→ Document layout detection data:
▶

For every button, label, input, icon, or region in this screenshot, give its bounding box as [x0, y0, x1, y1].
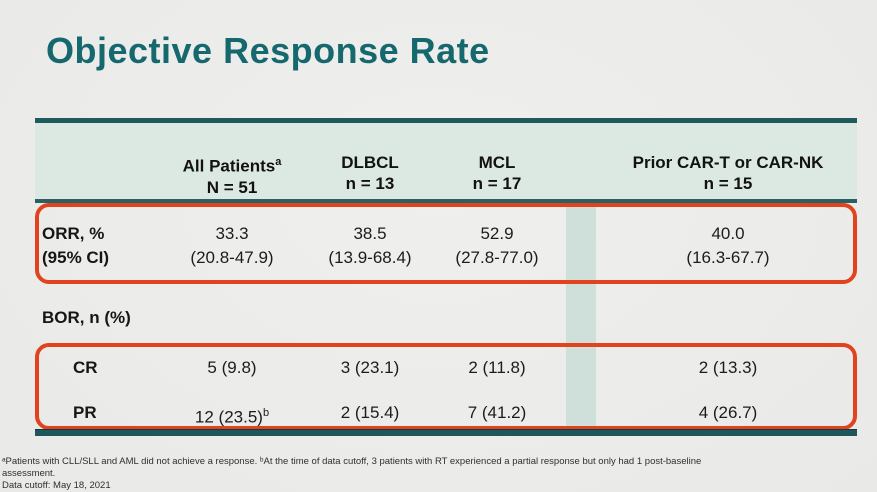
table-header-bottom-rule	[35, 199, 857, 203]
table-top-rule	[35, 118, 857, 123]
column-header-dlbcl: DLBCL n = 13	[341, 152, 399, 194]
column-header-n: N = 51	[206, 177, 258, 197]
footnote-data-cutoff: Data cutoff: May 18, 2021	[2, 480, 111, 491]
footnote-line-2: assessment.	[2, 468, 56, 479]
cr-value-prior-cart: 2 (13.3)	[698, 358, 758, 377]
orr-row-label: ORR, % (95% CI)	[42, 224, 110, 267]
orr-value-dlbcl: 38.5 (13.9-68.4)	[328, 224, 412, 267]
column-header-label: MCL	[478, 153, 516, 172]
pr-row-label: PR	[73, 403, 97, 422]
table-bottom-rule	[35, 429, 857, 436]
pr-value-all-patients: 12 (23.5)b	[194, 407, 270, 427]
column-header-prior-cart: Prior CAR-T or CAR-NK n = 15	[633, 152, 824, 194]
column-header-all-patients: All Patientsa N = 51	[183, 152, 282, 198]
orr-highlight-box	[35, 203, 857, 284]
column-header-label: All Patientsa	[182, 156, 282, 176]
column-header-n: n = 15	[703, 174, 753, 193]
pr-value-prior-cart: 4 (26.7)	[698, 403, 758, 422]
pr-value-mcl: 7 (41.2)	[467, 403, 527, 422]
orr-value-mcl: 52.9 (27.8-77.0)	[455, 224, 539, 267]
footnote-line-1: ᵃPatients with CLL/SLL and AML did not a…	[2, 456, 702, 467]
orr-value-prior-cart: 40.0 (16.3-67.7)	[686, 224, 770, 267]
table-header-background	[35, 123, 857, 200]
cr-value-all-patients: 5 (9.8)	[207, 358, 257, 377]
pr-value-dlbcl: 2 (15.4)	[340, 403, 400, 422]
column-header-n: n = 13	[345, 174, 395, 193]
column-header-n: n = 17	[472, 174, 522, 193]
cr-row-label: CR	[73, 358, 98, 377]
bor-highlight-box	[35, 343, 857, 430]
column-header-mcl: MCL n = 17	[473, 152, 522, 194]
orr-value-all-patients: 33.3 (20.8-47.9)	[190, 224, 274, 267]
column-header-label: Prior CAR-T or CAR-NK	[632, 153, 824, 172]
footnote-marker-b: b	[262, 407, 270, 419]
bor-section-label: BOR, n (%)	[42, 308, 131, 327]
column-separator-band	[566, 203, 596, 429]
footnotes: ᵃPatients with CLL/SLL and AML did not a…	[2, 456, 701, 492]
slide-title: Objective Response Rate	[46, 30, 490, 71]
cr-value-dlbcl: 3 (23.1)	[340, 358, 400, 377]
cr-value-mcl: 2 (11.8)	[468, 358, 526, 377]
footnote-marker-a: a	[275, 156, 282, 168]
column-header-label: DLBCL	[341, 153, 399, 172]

◀
▶

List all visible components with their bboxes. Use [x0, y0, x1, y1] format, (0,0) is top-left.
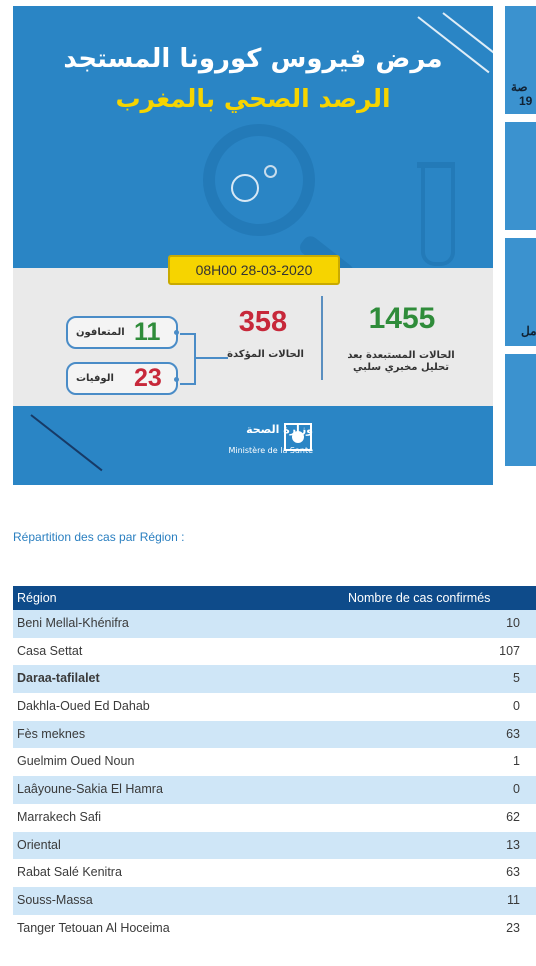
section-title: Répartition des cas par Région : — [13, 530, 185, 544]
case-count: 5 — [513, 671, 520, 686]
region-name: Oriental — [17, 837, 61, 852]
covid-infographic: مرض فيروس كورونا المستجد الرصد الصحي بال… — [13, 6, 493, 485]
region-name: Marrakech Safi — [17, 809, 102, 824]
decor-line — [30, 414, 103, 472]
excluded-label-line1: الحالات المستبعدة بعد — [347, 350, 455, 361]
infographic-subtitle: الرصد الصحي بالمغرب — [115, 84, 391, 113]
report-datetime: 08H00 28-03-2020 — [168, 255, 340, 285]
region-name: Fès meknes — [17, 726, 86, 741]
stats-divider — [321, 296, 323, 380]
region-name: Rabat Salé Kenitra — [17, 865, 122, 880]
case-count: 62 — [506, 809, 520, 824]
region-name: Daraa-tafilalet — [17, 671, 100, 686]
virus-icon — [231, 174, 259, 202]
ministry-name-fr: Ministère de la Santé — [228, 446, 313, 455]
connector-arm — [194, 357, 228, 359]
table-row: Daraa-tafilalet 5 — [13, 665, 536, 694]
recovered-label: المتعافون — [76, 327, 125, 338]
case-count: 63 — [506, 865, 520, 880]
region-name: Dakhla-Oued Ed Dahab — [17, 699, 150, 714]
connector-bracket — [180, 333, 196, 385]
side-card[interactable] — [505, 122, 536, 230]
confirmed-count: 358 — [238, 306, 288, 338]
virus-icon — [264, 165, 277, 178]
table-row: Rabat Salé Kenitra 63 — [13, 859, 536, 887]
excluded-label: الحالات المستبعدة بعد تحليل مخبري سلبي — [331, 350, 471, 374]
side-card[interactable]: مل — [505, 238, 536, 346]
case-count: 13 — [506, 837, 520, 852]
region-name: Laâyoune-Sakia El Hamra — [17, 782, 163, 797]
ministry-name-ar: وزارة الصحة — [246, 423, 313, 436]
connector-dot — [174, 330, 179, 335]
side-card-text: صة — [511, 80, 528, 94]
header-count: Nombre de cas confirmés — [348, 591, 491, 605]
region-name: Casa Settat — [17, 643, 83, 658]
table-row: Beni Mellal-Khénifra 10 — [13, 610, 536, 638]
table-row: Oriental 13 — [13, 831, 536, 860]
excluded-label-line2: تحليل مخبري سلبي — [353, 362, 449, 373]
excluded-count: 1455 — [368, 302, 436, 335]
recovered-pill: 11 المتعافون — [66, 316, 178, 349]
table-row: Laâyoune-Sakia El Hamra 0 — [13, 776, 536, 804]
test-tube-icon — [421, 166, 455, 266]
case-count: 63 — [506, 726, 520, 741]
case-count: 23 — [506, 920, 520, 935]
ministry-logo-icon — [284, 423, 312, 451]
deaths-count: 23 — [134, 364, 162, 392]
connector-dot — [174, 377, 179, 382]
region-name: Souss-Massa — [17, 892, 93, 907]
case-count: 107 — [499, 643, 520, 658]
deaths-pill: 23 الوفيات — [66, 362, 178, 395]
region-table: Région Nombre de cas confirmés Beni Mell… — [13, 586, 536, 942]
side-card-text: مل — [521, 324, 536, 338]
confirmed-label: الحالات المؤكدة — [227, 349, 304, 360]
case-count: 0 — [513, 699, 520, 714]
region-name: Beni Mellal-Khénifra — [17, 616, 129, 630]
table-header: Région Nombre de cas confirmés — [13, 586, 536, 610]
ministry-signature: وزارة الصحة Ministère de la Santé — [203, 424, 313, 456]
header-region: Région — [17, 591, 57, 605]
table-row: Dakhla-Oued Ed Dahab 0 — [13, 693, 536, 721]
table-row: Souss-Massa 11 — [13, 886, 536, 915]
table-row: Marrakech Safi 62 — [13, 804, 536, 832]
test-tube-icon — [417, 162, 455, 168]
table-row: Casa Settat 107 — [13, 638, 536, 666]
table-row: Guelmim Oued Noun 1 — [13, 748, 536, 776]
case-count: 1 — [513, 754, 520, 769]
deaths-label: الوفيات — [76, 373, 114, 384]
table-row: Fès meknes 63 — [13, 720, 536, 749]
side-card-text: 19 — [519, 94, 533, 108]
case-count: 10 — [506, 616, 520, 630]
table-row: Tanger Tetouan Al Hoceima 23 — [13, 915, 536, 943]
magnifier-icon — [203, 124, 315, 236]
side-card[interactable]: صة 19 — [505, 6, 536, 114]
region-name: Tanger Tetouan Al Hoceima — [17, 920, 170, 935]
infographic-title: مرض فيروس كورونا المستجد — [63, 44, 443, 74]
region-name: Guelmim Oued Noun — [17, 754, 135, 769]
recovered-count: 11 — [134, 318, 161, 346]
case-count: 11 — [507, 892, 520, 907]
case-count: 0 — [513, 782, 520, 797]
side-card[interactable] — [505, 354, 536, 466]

◀

→ EXERCISE REQUIREMENTS: Search the data above for the word "meknes" and show every line that has it.

→ EXERCISE OUTPUT:
region-name: Fès meknes — [17, 726, 86, 741]
table-row: Fès meknes 63 — [13, 720, 536, 749]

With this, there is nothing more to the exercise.